Single out the lines that include the word "JSON". Copy them.

### Input rows
● ● ● ● ● ● ●

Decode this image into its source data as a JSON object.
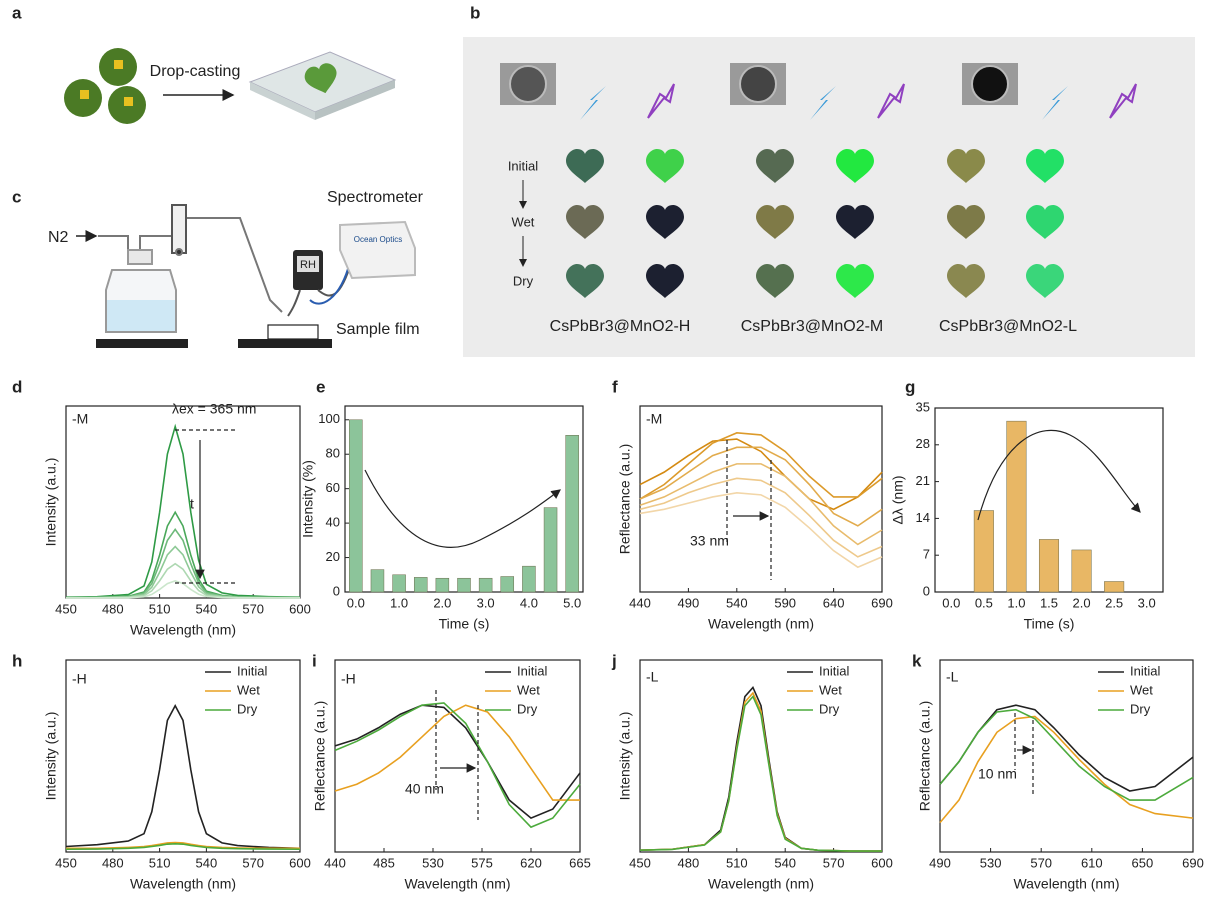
{
  "figure": {
    "panel_a": {
      "label": "a",
      "caption": "Drop-casting"
    },
    "panel_b": {
      "label": "b",
      "states": [
        "Initial",
        "Wet",
        "Dry"
      ],
      "samples": [
        "CsPbBr3@MnO2-H",
        "CsPbBr3@MnO2-M",
        "CsPbBr3@MnO2-L"
      ]
    },
    "panel_c": {
      "label": "c",
      "gas": "N2",
      "instrument": "Spectrometer",
      "brand": "Ocean Optics",
      "sensor": "RH",
      "sample": "Sample film"
    }
  },
  "chart_data": [
    {
      "type": "line",
      "label": "d",
      "annotations": [
        "-M",
        "λex = 365 nm",
        "t"
      ],
      "x_label": "Wavelength (nm)",
      "y_label": "Intensity (a.u.)",
      "x": [
        450,
        470,
        490,
        500,
        505,
        510,
        515,
        520,
        525,
        530,
        535,
        540,
        550,
        560,
        580,
        600
      ],
      "xlim": [
        450,
        600
      ],
      "xticks": [
        450,
        480,
        510,
        540,
        570,
        600
      ],
      "ylim": [
        0,
        1.12
      ],
      "series": [
        {
          "color": "#2e9a45",
          "values": [
            0.005,
            0.008,
            0.02,
            0.07,
            0.21,
            0.5,
            0.84,
            1.0,
            0.84,
            0.5,
            0.22,
            0.08,
            0.03,
            0.015,
            0.008,
            0.005
          ]
        },
        {
          "color": "#4aa85a",
          "values": [
            0.0025,
            0.004,
            0.01,
            0.035,
            0.105,
            0.25,
            0.42,
            0.5,
            0.42,
            0.25,
            0.11,
            0.04,
            0.015,
            0.0075,
            0.004,
            0.0025
          ]
        },
        {
          "color": "#6db97a",
          "values": [
            0.002,
            0.0032,
            0.008,
            0.028,
            0.084,
            0.2,
            0.336,
            0.4,
            0.336,
            0.2,
            0.088,
            0.032,
            0.012,
            0.006,
            0.0032,
            0.002
          ]
        },
        {
          "color": "#8ec996",
          "values": [
            0.0015,
            0.0024,
            0.006,
            0.021,
            0.063,
            0.15,
            0.252,
            0.3,
            0.252,
            0.15,
            0.066,
            0.024,
            0.009,
            0.0045,
            0.0024,
            0.0015
          ]
        },
        {
          "color": "#aed8b2",
          "values": [
            0.001,
            0.0016,
            0.004,
            0.014,
            0.042,
            0.1,
            0.168,
            0.2,
            0.168,
            0.1,
            0.044,
            0.016,
            0.006,
            0.003,
            0.0016,
            0.001
          ]
        },
        {
          "color": "#cbe6cc",
          "values": [
            0.0005,
            0.0008,
            0.002,
            0.007,
            0.021,
            0.05,
            0.084,
            0.1,
            0.084,
            0.05,
            0.022,
            0.008,
            0.003,
            0.0015,
            0.0008,
            0.0005
          ]
        }
      ]
    },
    {
      "type": "bar",
      "label": "e",
      "x_label": "Time (s)",
      "y_label": "Intensity (%)",
      "color": "#8cc49a",
      "categories": [
        "0.0",
        null,
        "1.0",
        null,
        "2.0",
        null,
        "3.0",
        null,
        "4.0",
        null,
        "5.0"
      ],
      "values": [
        100,
        13,
        10,
        8.5,
        8,
        8,
        8,
        9,
        15,
        49,
        91
      ],
      "ylim": [
        0,
        108
      ],
      "yticks": [
        0,
        20,
        40,
        60,
        80,
        100
      ]
    },
    {
      "type": "line",
      "label": "f",
      "annotations": [
        "-M",
        "33 nm"
      ],
      "x_label": "Wavelength (nm)",
      "y_label": "Reflectance (a.u.)",
      "x": [
        440,
        465,
        490,
        515,
        540,
        565,
        590,
        615,
        640,
        665,
        690
      ],
      "xlim": [
        440,
        690
      ],
      "xticks": [
        440,
        490,
        540,
        590,
        640,
        690
      ],
      "ylim": [
        0.1,
        1
      ],
      "series": [
        {
          "color": "#d48a12",
          "values": [
            0.62,
            0.68,
            0.76,
            0.83,
            0.84,
            0.78,
            0.66,
            0.55,
            0.5,
            0.56,
            0.68
          ]
        },
        {
          "color": "#dc9a2a",
          "values": [
            0.55,
            0.62,
            0.72,
            0.82,
            0.87,
            0.86,
            0.78,
            0.66,
            0.56,
            0.56,
            0.65
          ]
        },
        {
          "color": "#e2ab4c",
          "values": [
            0.55,
            0.6,
            0.68,
            0.76,
            0.8,
            0.8,
            0.74,
            0.62,
            0.48,
            0.42,
            0.5
          ]
        },
        {
          "color": "#e8bb6c",
          "values": [
            0.52,
            0.56,
            0.62,
            0.68,
            0.72,
            0.72,
            0.66,
            0.55,
            0.42,
            0.33,
            0.4
          ]
        },
        {
          "color": "#eec98b",
          "values": [
            0.5,
            0.53,
            0.58,
            0.62,
            0.65,
            0.64,
            0.58,
            0.47,
            0.35,
            0.27,
            0.32
          ]
        },
        {
          "color": "#f2d6a8",
          "values": [
            0.48,
            0.5,
            0.53,
            0.56,
            0.58,
            0.57,
            0.51,
            0.41,
            0.3,
            0.22,
            0.27
          ]
        }
      ]
    },
    {
      "type": "bar",
      "label": "g",
      "x_label": "Time (s)",
      "y_label": "Δλ (nm)",
      "color": "#e8b765",
      "categories": [
        "0.0",
        "0.5",
        "1.0",
        "1.5",
        "2.0",
        "2.5",
        "3.0"
      ],
      "values": [
        0,
        15.5,
        32.5,
        10,
        8,
        2,
        0
      ],
      "ylim": [
        0,
        35
      ],
      "yticks": [
        0,
        7,
        14,
        21,
        28,
        35
      ]
    },
    {
      "type": "line",
      "label": "h",
      "annotations": [
        "-H"
      ],
      "x_label": "Wavelength (nm)",
      "y_label": "Intensity (a.u.)",
      "legend": "upper right",
      "x": [
        450,
        470,
        490,
        500,
        505,
        510,
        515,
        520,
        525,
        530,
        535,
        540,
        550,
        560,
        580,
        600
      ],
      "xlim": [
        450,
        600
      ],
      "xticks": [
        450,
        480,
        510,
        540,
        570,
        600
      ],
      "ylim": [
        0,
        1.05
      ],
      "series": [
        {
          "name": "Initial",
          "color": "#222222",
          "values": [
            0.03,
            0.04,
            0.06,
            0.1,
            0.22,
            0.45,
            0.72,
            0.8,
            0.72,
            0.45,
            0.22,
            0.1,
            0.05,
            0.035,
            0.025,
            0.02
          ]
        },
        {
          "name": "Wet",
          "color": "#e8a020",
          "values": [
            0.02,
            0.02,
            0.025,
            0.03,
            0.035,
            0.042,
            0.05,
            0.052,
            0.05,
            0.042,
            0.035,
            0.03,
            0.025,
            0.022,
            0.02,
            0.02
          ]
        },
        {
          "name": "Dry",
          "color": "#4caa3c",
          "values": [
            0.015,
            0.016,
            0.02,
            0.025,
            0.03,
            0.036,
            0.043,
            0.045,
            0.043,
            0.036,
            0.03,
            0.025,
            0.02,
            0.018,
            0.016,
            0.015
          ]
        }
      ]
    },
    {
      "type": "line",
      "label": "i",
      "annotations": [
        "-H",
        "40 nm"
      ],
      "x_label": "Wavelength (nm)",
      "y_label": "Reflectance (a.u.)",
      "legend": "upper right",
      "x": [
        440,
        460,
        480,
        500,
        520,
        540,
        560,
        580,
        600,
        620,
        640,
        665
      ],
      "xlim": [
        440,
        665
      ],
      "xticks": [
        440,
        485,
        530,
        575,
        620,
        665
      ],
      "ylim": [
        0.15,
        1
      ],
      "series": [
        {
          "name": "Initial",
          "color": "#222222",
          "values": [
            0.62,
            0.65,
            0.7,
            0.76,
            0.8,
            0.79,
            0.7,
            0.55,
            0.38,
            0.3,
            0.34,
            0.5
          ]
        },
        {
          "name": "Wet",
          "color": "#e8a020",
          "values": [
            0.42,
            0.45,
            0.5,
            0.57,
            0.66,
            0.75,
            0.8,
            0.77,
            0.66,
            0.52,
            0.38,
            0.38
          ]
        },
        {
          "name": "Dry",
          "color": "#4caa3c",
          "values": [
            0.6,
            0.64,
            0.69,
            0.75,
            0.8,
            0.81,
            0.72,
            0.55,
            0.36,
            0.26,
            0.3,
            0.45
          ]
        }
      ]
    },
    {
      "type": "line",
      "label": "j",
      "annotations": [
        "-L"
      ],
      "x_label": "Wavelength (nm)",
      "y_label": "Intensity (a.u.)",
      "legend": "upper right",
      "x": [
        450,
        470,
        490,
        500,
        505,
        510,
        515,
        520,
        525,
        530,
        535,
        540,
        550,
        560,
        580,
        600
      ],
      "xlim": [
        450,
        600
      ],
      "xticks": [
        450,
        480,
        510,
        540,
        570,
        600
      ],
      "ylim": [
        0,
        1.05
      ],
      "series": [
        {
          "name": "Initial",
          "color": "#222222",
          "values": [
            0.01,
            0.015,
            0.04,
            0.12,
            0.3,
            0.6,
            0.85,
            0.9,
            0.8,
            0.5,
            0.22,
            0.08,
            0.02,
            0.01,
            0.005,
            0.005
          ]
        },
        {
          "name": "Wet",
          "color": "#e8a020",
          "values": [
            0.01,
            0.015,
            0.04,
            0.11,
            0.28,
            0.57,
            0.82,
            0.87,
            0.77,
            0.48,
            0.21,
            0.075,
            0.02,
            0.01,
            0.005,
            0.005
          ]
        },
        {
          "name": "Dry",
          "color": "#4caa3c",
          "values": [
            0.01,
            0.014,
            0.038,
            0.11,
            0.28,
            0.56,
            0.8,
            0.85,
            0.75,
            0.47,
            0.2,
            0.07,
            0.02,
            0.01,
            0.005,
            0.005
          ]
        }
      ]
    },
    {
      "type": "line",
      "label": "k",
      "annotations": [
        "-L",
        "10 nm"
      ],
      "x_label": "Wavelength (nm)",
      "y_label": "Reflectance (a.u.)",
      "legend": "upper right",
      "x": [
        490,
        505,
        520,
        535,
        550,
        565,
        580,
        600,
        620,
        640,
        660,
        690
      ],
      "xlim": [
        490,
        690
      ],
      "xticks": [
        490,
        530,
        570,
        610,
        650,
        690
      ],
      "ylim": [
        0.15,
        1
      ],
      "series": [
        {
          "name": "Initial",
          "color": "#222222",
          "values": [
            0.45,
            0.55,
            0.68,
            0.78,
            0.8,
            0.78,
            0.7,
            0.58,
            0.48,
            0.42,
            0.44,
            0.57
          ]
        },
        {
          "name": "Wet",
          "color": "#e8a020",
          "values": [
            0.28,
            0.38,
            0.55,
            0.68,
            0.74,
            0.75,
            0.68,
            0.56,
            0.45,
            0.36,
            0.32,
            0.3
          ]
        },
        {
          "name": "Dry",
          "color": "#4caa3c",
          "values": [
            0.45,
            0.55,
            0.68,
            0.77,
            0.78,
            0.74,
            0.65,
            0.53,
            0.44,
            0.38,
            0.38,
            0.48
          ]
        }
      ]
    }
  ]
}
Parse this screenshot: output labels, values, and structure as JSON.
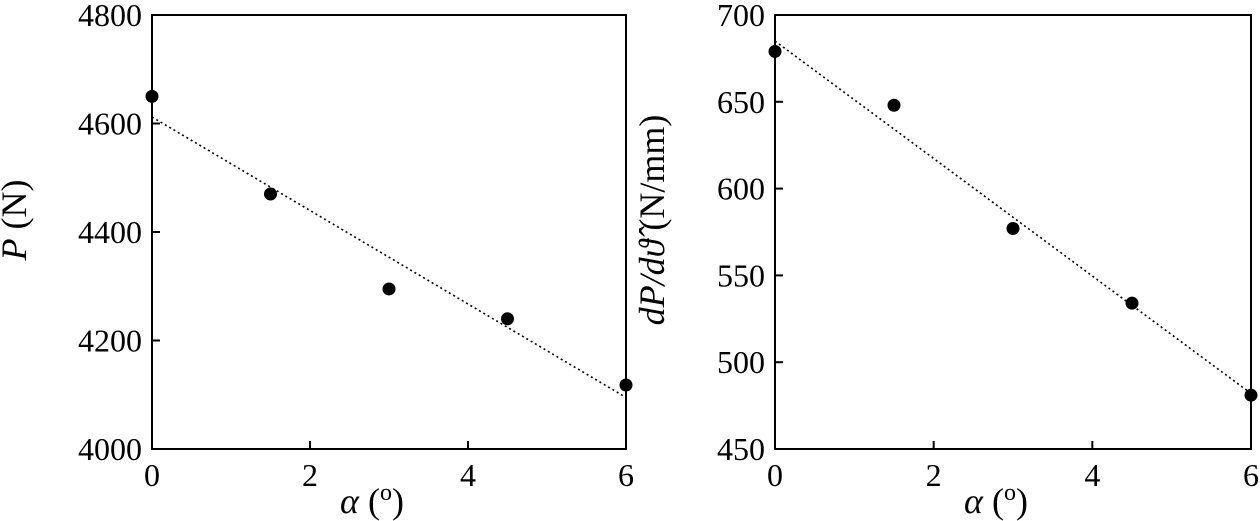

● ● ● ● ● ● ●

### Exercise answer
Decode this image into its source data as a JSON object.
Parse this screenshot: output labels, values, and structure as JSON.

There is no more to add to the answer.